### [Stated problem]
Answer these questions using the home-buying budget text below.
1. What three things does the text say your budget can affect?
2. How is pre-approval different from pre-qualification?
3. What two examples does the text give for a choice of mortgage?

### [Text shown]
--*--

Understanding how much you can afford is one of the most important rules
of home buying. Depending on your individual situation, your budget can
affect everything from the neighborhoods where you look, to the size of
the house, and even what type of financing you choose.
Bear in mind, however, that lenders will look at more than just your
income to determine the size of the loan. Likewise, you may find that
there are some creative financing options that can help boost your
purchasing power.
Loan Pre-Qualification vs. Pre-Approval
One of the best ways to determine your budget is to have your real
estate agent or lender pre-qualify you for a loan. Pre-qualification is
different from pre-approval, because it is only an estimate of what
you'll be able to afford. On the other hand, pre-approval is a more
formal process where a lender examines your finances and agrees in
advance to loan you money up to a specified amount.
What Factors Are Important To Lenders?
Banks and lending institutions will use several criteria to determine
how much money they'll agree to lend. These include:
- Your gross monthly income
- Your credit history
- The amount of your outstanding debts
- Your savings--or the amount of money you have available for a down
payment and closing costs
- Your choice of mortgage (i.e. 30-year, FHA, etc.)

--*--

Collected data entries:
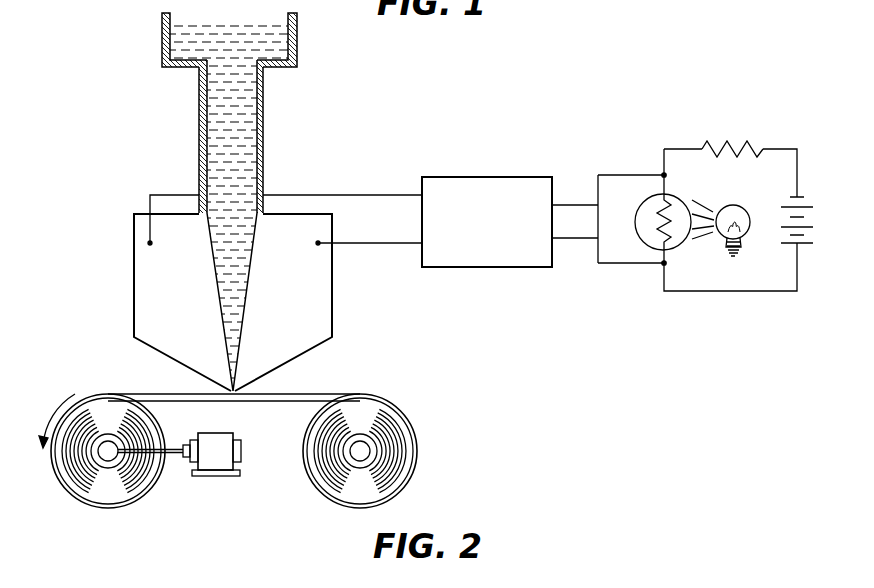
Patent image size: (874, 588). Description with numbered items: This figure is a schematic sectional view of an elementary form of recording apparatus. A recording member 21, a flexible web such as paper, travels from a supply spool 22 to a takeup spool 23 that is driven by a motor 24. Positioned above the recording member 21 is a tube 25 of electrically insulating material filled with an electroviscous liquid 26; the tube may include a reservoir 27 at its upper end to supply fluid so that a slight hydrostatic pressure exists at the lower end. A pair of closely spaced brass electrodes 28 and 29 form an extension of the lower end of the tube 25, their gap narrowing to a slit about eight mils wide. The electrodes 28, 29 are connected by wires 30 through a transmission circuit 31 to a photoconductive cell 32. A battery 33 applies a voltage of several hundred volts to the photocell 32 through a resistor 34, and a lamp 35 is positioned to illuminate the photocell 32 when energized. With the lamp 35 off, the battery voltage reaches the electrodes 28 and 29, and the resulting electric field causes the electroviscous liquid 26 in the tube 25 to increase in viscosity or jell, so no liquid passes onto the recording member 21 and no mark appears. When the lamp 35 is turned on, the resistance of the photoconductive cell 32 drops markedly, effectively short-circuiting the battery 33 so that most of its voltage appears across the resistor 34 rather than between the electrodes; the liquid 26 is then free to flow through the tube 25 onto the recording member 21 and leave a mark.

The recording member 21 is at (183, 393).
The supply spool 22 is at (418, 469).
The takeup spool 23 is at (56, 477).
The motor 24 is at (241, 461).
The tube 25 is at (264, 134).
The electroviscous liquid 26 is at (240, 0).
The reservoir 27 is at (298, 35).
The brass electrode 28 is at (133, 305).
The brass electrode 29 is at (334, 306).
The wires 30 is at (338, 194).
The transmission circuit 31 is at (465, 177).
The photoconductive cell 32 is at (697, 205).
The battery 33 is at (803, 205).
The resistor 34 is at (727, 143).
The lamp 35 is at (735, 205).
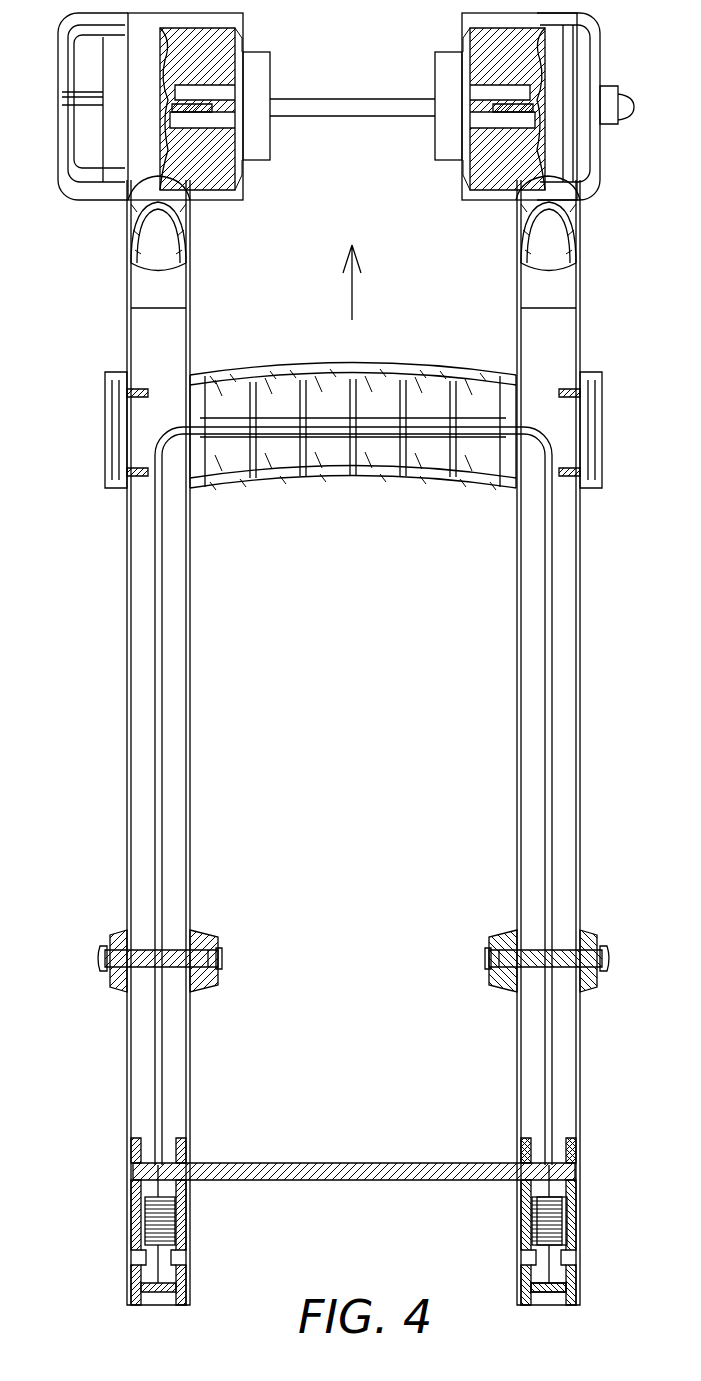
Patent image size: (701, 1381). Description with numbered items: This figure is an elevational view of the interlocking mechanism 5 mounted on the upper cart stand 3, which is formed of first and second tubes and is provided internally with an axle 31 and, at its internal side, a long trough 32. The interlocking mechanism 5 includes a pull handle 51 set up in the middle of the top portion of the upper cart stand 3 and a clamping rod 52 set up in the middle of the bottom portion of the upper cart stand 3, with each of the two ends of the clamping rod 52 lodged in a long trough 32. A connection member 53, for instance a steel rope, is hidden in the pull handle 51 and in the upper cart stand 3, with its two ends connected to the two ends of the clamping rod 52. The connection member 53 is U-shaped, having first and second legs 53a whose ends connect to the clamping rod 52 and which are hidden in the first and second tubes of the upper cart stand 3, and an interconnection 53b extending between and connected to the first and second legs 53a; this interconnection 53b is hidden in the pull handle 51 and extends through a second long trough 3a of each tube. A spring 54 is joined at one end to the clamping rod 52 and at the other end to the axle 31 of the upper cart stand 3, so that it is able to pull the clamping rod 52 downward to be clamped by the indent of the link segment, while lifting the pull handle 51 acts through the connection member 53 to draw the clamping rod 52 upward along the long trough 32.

--*--

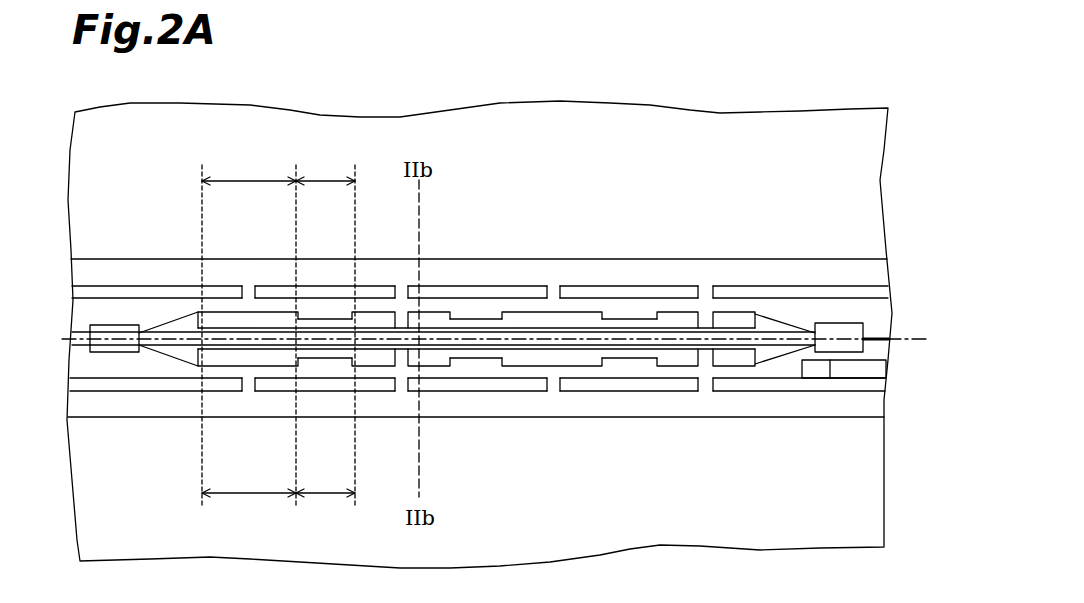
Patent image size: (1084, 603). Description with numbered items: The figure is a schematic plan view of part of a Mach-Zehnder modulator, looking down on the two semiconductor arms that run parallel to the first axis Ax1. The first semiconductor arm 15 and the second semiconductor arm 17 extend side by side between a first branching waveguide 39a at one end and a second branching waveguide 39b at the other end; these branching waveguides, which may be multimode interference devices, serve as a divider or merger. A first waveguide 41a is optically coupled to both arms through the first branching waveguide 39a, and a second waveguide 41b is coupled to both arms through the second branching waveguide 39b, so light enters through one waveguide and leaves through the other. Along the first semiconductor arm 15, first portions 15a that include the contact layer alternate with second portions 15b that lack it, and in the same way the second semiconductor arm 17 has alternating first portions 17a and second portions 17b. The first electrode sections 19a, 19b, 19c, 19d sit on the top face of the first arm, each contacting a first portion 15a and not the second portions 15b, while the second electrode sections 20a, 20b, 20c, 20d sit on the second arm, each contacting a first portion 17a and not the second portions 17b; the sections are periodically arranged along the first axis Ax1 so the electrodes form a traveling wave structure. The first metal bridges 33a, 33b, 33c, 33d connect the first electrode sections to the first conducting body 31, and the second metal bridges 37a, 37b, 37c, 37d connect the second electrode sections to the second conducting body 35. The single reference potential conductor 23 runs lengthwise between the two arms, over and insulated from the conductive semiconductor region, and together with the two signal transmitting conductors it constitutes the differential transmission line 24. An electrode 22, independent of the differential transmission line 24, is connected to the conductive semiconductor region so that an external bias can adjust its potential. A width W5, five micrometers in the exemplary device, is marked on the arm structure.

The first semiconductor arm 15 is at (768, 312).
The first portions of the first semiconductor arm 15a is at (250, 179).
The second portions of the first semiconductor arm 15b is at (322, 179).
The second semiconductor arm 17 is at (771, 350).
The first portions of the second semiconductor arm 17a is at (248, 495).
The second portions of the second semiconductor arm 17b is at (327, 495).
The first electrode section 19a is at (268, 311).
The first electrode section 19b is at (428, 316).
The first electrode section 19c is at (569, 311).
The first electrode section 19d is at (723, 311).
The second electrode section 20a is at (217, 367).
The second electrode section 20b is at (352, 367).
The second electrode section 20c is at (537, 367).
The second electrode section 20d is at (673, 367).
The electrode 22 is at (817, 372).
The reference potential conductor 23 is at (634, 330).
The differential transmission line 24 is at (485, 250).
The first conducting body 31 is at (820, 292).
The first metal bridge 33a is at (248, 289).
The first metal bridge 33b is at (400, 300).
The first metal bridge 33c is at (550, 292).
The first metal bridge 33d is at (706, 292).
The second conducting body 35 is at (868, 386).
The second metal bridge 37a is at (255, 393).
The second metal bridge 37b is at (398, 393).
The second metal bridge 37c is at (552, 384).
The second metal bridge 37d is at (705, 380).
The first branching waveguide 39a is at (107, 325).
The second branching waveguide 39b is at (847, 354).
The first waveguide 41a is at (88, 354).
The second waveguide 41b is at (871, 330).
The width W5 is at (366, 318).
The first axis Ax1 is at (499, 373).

--*--

### [Solution to the problem]
1. The neighborhoods where you look, the size of the house, and the type of financing you choose.
2. Pre-qualification is only an estimate of what you can afford. Pre-approval is a more formal process in which a lender examines your finances and agrees in advance to lend you money up to a specified amount.
3. 30-year and FHA.